• Supplied material
## Start
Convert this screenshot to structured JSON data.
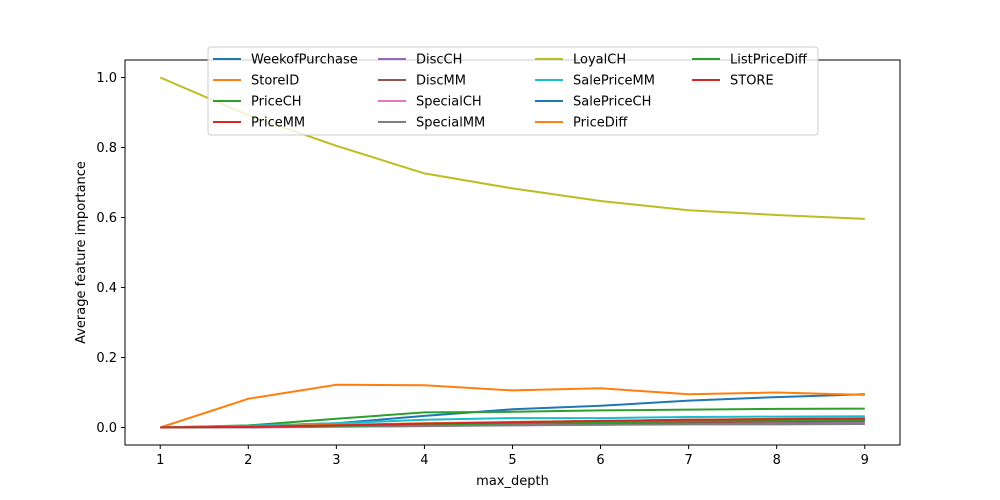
{
  "chart_data": {
    "type": "line",
    "xlabel": "max_depth",
    "ylabel": "Average feature importance",
    "x": [
      1,
      2,
      3,
      4,
      5,
      6,
      7,
      8,
      9
    ],
    "xlim": [
      0.6,
      9.4
    ],
    "ylim": [
      -0.05,
      1.05
    ],
    "xticks": [
      "1",
      "2",
      "3",
      "4",
      "5",
      "6",
      "7",
      "8",
      "9"
    ],
    "yticks": [
      "0.0",
      "0.2",
      "0.4",
      "0.6",
      "0.8",
      "1.0"
    ],
    "ytick_values": [
      0.0,
      0.2,
      0.4,
      0.6,
      0.8,
      1.0
    ],
    "grid": false,
    "legend": "top-center",
    "series": [
      {
        "name": "WeekofPurchase",
        "color": "#1f77b4",
        "values": [
          0.0,
          0.004,
          0.012,
          0.033,
          0.052,
          0.062,
          0.077,
          0.087,
          0.095
        ]
      },
      {
        "name": "StoreID",
        "color": "#ff7f0e",
        "values": [
          0.0,
          0.082,
          0.122,
          0.121,
          0.106,
          0.112,
          0.095,
          0.1,
          0.093
        ]
      },
      {
        "name": "PriceCH",
        "color": "#2ca02c",
        "values": [
          0.0,
          0.006,
          0.025,
          0.043,
          0.045,
          0.049,
          0.051,
          0.053,
          0.054
        ]
      },
      {
        "name": "PriceMM",
        "color": "#d62728",
        "values": [
          0.0,
          0.001,
          0.004,
          0.008,
          0.012,
          0.015,
          0.017,
          0.019,
          0.02
        ]
      },
      {
        "name": "DiscCH",
        "color": "#9467bd",
        "values": [
          0.0,
          0.0,
          0.002,
          0.004,
          0.006,
          0.008,
          0.01,
          0.011,
          0.012
        ]
      },
      {
        "name": "DiscMM",
        "color": "#8c564b",
        "values": [
          0.0,
          0.001,
          0.003,
          0.006,
          0.009,
          0.012,
          0.015,
          0.017,
          0.018
        ]
      },
      {
        "name": "SpecialCH",
        "color": "#e377c2",
        "values": [
          0.0,
          0.001,
          0.004,
          0.008,
          0.012,
          0.016,
          0.019,
          0.022,
          0.024
        ]
      },
      {
        "name": "SpecialMM",
        "color": "#7f7f7f",
        "values": [
          0.0,
          0.001,
          0.003,
          0.005,
          0.007,
          0.008,
          0.009,
          0.009,
          0.01
        ]
      },
      {
        "name": "LoyalCH",
        "color": "#bcbd22",
        "values": [
          1.0,
          0.892,
          0.805,
          0.726,
          0.683,
          0.647,
          0.621,
          0.607,
          0.596
        ]
      },
      {
        "name": "SalePriceMM",
        "color": "#17becf",
        "values": [
          0.0,
          0.005,
          0.012,
          0.022,
          0.027,
          0.027,
          0.03,
          0.031,
          0.032
        ]
      },
      {
        "name": "SalePriceCH",
        "color": "#1f77b4",
        "values": [
          0.0,
          0.002,
          0.006,
          0.01,
          0.014,
          0.018,
          0.022,
          0.024,
          0.026
        ]
      },
      {
        "name": "PriceDiff",
        "color": "#ff7f0e",
        "values": [
          0.0,
          0.003,
          0.008,
          0.012,
          0.016,
          0.019,
          0.022,
          0.025,
          0.027
        ]
      },
      {
        "name": "ListPriceDiff",
        "color": "#2ca02c",
        "values": [
          0.0,
          0.002,
          0.005,
          0.009,
          0.012,
          0.015,
          0.018,
          0.02,
          0.021
        ]
      },
      {
        "name": "STORE",
        "color": "#d62728",
        "values": [
          0.0,
          0.002,
          0.006,
          0.011,
          0.015,
          0.019,
          0.022,
          0.024,
          0.025
        ]
      }
    ]
  }
}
## End
• Task brief
Leave the pictures out, and transcribe each of the records exactly.

• Solution
Convert this screenshot to structured JSON data.
{
  "chart_data": {
    "type": "line",
    "xlabel": "max_depth",
    "ylabel": "Average feature importance",
    "x": [
      1,
      2,
      3,
      4,
      5,
      6,
      7,
      8,
      9
    ],
    "xlim": [
      0.6,
      9.4
    ],
    "ylim": [
      -0.05,
      1.05
    ],
    "xticks": [
      "1",
      "2",
      "3",
      "4",
      "5",
      "6",
      "7",
      "8",
      "9"
    ],
    "yticks": [
      "0.0",
      "0.2",
      "0.4",
      "0.6",
      "0.8",
      "1.0"
    ],
    "ytick_values": [
      0.0,
      0.2,
      0.4,
      0.6,
      0.8,
      1.0
    ],
    "grid": false,
    "legend": "top-center",
    "series": [
      {
        "name": "WeekofPurchase",
        "color": "#1f77b4",
        "values": [
          0.0,
          0.004,
          0.012,
          0.033,
          0.052,
          0.062,
          0.077,
          0.087,
          0.095
        ]
      },
      {
        "name": "StoreID",
        "color": "#ff7f0e",
        "values": [
          0.0,
          0.082,
          0.122,
          0.121,
          0.106,
          0.112,
          0.095,
          0.1,
          0.093
        ]
      },
      {
        "name": "PriceCH",
        "color": "#2ca02c",
        "values": [
          0.0,
          0.006,
          0.025,
          0.043,
          0.045,
          0.049,
          0.051,
          0.053,
          0.054
        ]
      },
      {
        "name": "PriceMM",
        "color": "#d62728",
        "values": [
          0.0,
          0.001,
          0.004,
          0.008,
          0.012,
          0.015,
          0.017,
          0.019,
          0.02
        ]
      },
      {
        "name": "DiscCH",
        "color": "#9467bd",
        "values": [
          0.0,
          0.0,
          0.002,
          0.004,
          0.006,
          0.008,
          0.01,
          0.011,
          0.012
        ]
      },
      {
        "name": "DiscMM",
        "color": "#8c564b",
        "values": [
          0.0,
          0.001,
          0.003,
          0.006,
          0.009,
          0.012,
          0.015,
          0.017,
          0.018
        ]
      },
      {
        "name": "SpecialCH",
        "color": "#e377c2",
        "values": [
          0.0,
          0.001,
          0.004,
          0.008,
          0.012,
          0.016,
          0.019,
          0.022,
          0.024
        ]
      },
      {
        "name": "SpecialMM",
        "color": "#7f7f7f",
        "values": [
          0.0,
          0.001,
          0.003,
          0.005,
          0.007,
          0.008,
          0.009,
          0.009,
          0.01
        ]
      },
      {
        "name": "LoyalCH",
        "color": "#bcbd22",
        "values": [
          1.0,
          0.892,
          0.805,
          0.726,
          0.683,
          0.647,
          0.621,
          0.607,
          0.596
        ]
      },
      {
        "name": "SalePriceMM",
        "color": "#17becf",
        "values": [
          0.0,
          0.005,
          0.012,
          0.022,
          0.027,
          0.027,
          0.03,
          0.031,
          0.032
        ]
      },
      {
        "name": "SalePriceCH",
        "color": "#1f77b4",
        "values": [
          0.0,
          0.002,
          0.006,
          0.01,
          0.014,
          0.018,
          0.022,
          0.024,
          0.026
        ]
      },
      {
        "name": "PriceDiff",
        "color": "#ff7f0e",
        "values": [
          0.0,
          0.003,
          0.008,
          0.012,
          0.016,
          0.019,
          0.022,
          0.025,
          0.027
        ]
      },
      {
        "name": "ListPriceDiff",
        "color": "#2ca02c",
        "values": [
          0.0,
          0.002,
          0.005,
          0.009,
          0.012,
          0.015,
          0.018,
          0.02,
          0.021
        ]
      },
      {
        "name": "STORE",
        "color": "#d62728",
        "values": [
          0.0,
          0.002,
          0.006,
          0.011,
          0.015,
          0.019,
          0.022,
          0.024,
          0.025
        ]
      }
    ]
  }
}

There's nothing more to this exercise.